• Written instruction:
With pictures omitted, copy exactly the lines from the one containing "Transcribe this chart's" through the end of the records below.

Chart and figure data:
# # #

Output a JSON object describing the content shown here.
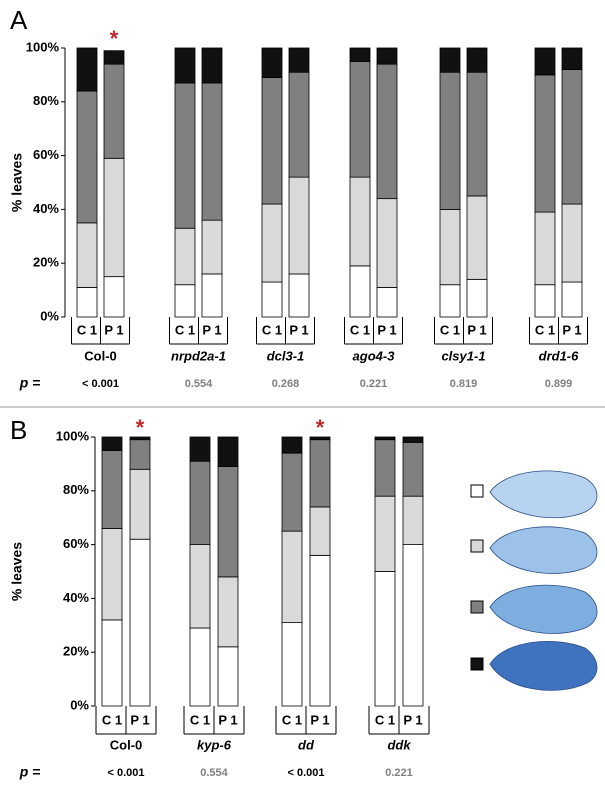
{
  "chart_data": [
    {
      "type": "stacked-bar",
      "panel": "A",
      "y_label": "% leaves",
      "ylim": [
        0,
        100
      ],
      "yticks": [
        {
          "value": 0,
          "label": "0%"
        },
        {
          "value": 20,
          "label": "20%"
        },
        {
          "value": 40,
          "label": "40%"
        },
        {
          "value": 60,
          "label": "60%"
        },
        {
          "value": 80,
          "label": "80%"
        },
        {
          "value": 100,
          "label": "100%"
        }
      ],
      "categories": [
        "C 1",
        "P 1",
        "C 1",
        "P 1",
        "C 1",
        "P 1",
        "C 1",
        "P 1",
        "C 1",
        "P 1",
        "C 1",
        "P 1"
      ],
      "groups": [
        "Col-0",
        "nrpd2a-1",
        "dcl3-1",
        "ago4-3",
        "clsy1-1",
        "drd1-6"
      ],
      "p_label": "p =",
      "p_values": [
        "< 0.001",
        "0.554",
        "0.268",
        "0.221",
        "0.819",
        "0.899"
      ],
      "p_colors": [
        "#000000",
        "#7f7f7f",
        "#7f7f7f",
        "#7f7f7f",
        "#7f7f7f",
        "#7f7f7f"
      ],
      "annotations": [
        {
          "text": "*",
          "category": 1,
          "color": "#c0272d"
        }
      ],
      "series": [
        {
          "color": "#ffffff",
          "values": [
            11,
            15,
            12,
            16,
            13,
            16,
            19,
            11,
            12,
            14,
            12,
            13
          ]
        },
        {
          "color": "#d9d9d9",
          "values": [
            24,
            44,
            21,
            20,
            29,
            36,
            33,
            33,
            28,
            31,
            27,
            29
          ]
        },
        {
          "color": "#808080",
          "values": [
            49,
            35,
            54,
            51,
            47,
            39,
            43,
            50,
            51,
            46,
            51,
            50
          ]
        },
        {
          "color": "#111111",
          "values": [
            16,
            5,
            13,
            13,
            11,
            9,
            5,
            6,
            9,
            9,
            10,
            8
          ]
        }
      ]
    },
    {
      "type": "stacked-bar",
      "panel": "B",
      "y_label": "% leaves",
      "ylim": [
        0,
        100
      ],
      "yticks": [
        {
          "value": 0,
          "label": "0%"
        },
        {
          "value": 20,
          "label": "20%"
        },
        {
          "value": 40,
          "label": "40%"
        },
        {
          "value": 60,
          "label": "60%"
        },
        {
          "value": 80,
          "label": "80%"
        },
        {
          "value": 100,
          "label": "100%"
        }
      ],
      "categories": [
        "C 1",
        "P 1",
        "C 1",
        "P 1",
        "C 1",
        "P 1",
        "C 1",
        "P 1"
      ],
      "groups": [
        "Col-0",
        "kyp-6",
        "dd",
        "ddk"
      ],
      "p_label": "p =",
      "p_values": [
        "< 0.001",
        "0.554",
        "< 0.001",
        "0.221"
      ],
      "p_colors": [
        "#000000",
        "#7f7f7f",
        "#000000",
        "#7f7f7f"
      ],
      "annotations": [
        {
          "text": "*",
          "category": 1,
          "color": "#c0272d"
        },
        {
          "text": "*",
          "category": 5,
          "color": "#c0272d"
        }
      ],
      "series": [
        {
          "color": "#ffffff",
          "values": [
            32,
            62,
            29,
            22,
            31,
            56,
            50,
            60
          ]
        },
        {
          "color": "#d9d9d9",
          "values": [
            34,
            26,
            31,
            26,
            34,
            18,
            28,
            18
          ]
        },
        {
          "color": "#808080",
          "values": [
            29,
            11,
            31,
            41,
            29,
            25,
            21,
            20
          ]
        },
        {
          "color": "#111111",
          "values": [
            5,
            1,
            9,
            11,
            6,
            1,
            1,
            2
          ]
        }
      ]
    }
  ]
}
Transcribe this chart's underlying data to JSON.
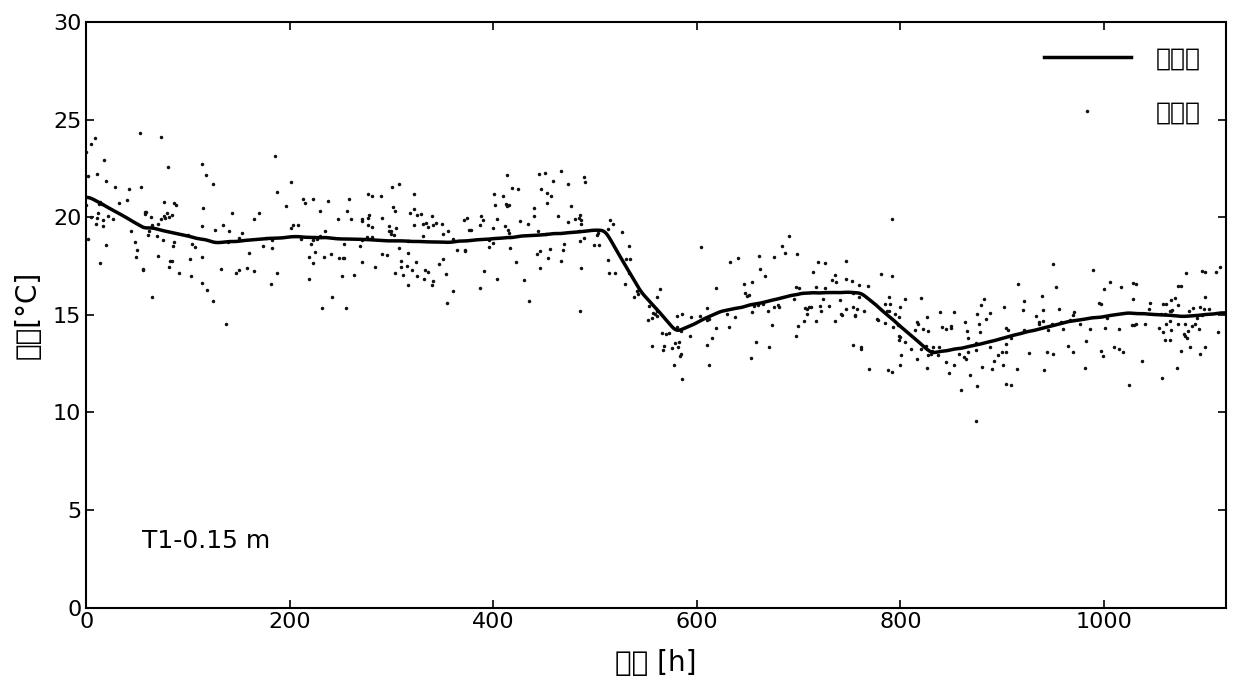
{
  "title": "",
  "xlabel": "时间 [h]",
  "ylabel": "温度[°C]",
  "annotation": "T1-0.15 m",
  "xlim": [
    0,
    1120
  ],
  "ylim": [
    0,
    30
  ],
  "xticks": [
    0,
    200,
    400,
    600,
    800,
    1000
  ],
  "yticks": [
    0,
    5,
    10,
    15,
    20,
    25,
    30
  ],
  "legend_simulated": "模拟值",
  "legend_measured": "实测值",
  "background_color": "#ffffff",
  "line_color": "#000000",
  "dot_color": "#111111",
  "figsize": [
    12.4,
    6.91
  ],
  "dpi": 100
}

# # #

• Exercise solution:
Transcribe this chart's underlying data to JSON.
{
  "title": "",
  "xlabel": "时间 [h]",
  "ylabel": "温度[°C]",
  "annotation": "T1-0.15 m",
  "xlim": [
    0,
    1120
  ],
  "ylim": [
    0,
    30
  ],
  "xticks": [
    0,
    200,
    400,
    600,
    800,
    1000
  ],
  "yticks": [
    0,
    5,
    10,
    15,
    20,
    25,
    30
  ],
  "legend_simulated": "模拟值",
  "legend_measured": "实测值",
  "background_color": "#ffffff",
  "line_color": "#000000",
  "dot_color": "#111111",
  "figsize": [
    12.4,
    6.91
  ],
  "dpi": 100
}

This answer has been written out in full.